*What is being asked*. Give the number of lines in the listing that hold the word "necessary". Write nothing but that number.

*Recorded information*.
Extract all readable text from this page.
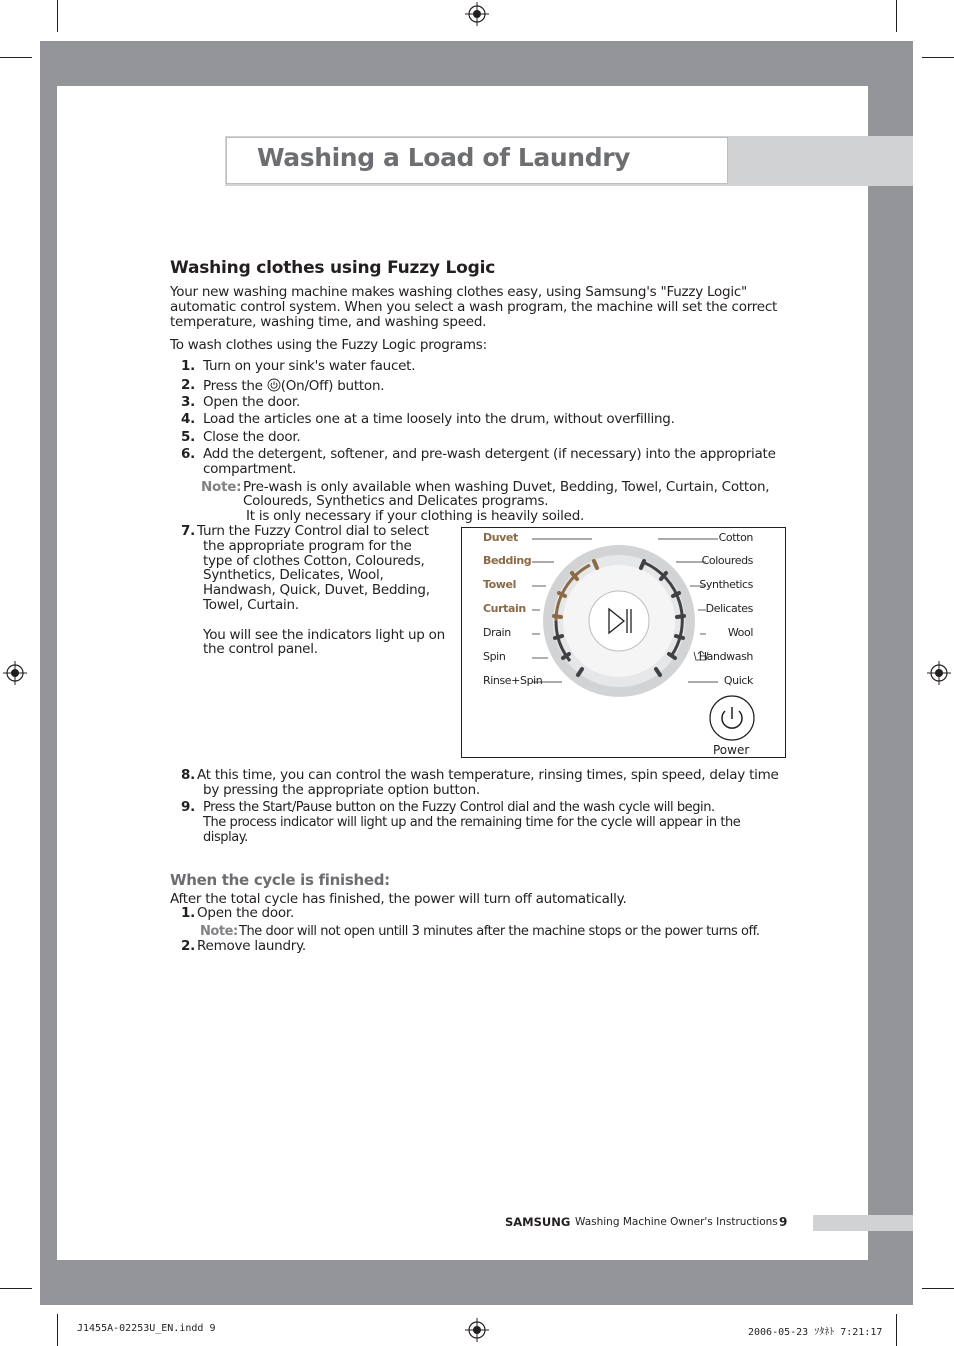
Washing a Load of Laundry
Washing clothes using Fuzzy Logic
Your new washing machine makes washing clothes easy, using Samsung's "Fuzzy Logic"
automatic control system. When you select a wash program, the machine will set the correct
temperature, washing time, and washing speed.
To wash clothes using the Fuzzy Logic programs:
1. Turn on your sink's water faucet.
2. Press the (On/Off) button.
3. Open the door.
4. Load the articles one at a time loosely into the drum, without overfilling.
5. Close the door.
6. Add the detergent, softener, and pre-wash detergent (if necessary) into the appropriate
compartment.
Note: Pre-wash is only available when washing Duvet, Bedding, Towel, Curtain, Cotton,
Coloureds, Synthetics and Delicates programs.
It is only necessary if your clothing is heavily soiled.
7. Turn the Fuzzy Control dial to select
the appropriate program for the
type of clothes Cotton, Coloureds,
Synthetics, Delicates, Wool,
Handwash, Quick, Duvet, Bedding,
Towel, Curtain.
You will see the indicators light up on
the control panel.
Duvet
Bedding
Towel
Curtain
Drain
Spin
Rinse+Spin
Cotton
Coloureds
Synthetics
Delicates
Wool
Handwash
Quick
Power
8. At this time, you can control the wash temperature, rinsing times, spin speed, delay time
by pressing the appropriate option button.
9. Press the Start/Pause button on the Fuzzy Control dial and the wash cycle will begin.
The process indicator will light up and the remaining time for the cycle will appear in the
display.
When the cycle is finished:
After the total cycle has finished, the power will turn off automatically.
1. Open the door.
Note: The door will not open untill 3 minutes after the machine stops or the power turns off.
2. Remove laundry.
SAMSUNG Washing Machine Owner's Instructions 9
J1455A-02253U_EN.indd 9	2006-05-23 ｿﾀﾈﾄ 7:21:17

* * *

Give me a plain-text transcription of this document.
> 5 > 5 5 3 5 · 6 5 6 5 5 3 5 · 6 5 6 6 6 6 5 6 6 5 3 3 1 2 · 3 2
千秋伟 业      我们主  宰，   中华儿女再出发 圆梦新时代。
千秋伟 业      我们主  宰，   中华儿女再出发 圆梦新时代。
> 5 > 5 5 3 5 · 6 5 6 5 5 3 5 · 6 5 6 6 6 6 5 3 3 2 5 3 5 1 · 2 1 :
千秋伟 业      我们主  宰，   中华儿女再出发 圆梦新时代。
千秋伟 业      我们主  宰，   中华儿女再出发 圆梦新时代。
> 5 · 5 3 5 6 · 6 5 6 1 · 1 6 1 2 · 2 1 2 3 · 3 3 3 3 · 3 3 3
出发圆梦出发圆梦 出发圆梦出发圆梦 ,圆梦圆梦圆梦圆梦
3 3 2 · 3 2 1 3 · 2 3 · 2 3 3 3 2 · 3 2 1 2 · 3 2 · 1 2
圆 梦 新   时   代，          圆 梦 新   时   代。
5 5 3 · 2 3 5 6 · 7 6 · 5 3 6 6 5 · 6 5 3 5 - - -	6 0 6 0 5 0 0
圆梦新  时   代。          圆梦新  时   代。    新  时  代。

---

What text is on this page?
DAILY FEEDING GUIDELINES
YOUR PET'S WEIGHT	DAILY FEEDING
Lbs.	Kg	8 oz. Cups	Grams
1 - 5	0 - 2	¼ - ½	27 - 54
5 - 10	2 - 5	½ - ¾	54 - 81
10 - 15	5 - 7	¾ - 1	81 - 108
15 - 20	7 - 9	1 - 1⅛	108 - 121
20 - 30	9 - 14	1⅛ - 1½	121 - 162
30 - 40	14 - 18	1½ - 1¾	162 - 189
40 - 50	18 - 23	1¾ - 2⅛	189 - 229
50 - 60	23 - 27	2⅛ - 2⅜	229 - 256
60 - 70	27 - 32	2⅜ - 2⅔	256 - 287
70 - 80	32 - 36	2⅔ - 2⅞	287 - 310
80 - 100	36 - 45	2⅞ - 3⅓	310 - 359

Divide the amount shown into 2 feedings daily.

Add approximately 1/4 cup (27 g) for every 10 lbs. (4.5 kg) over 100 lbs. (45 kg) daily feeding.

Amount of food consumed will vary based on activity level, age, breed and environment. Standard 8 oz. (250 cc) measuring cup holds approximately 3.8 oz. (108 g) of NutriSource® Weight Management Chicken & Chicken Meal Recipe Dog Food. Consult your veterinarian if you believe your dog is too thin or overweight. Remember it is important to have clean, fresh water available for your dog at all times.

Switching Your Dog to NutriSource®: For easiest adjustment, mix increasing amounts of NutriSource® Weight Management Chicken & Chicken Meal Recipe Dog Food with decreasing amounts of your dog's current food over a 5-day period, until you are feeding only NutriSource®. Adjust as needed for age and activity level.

*Full answer*. 2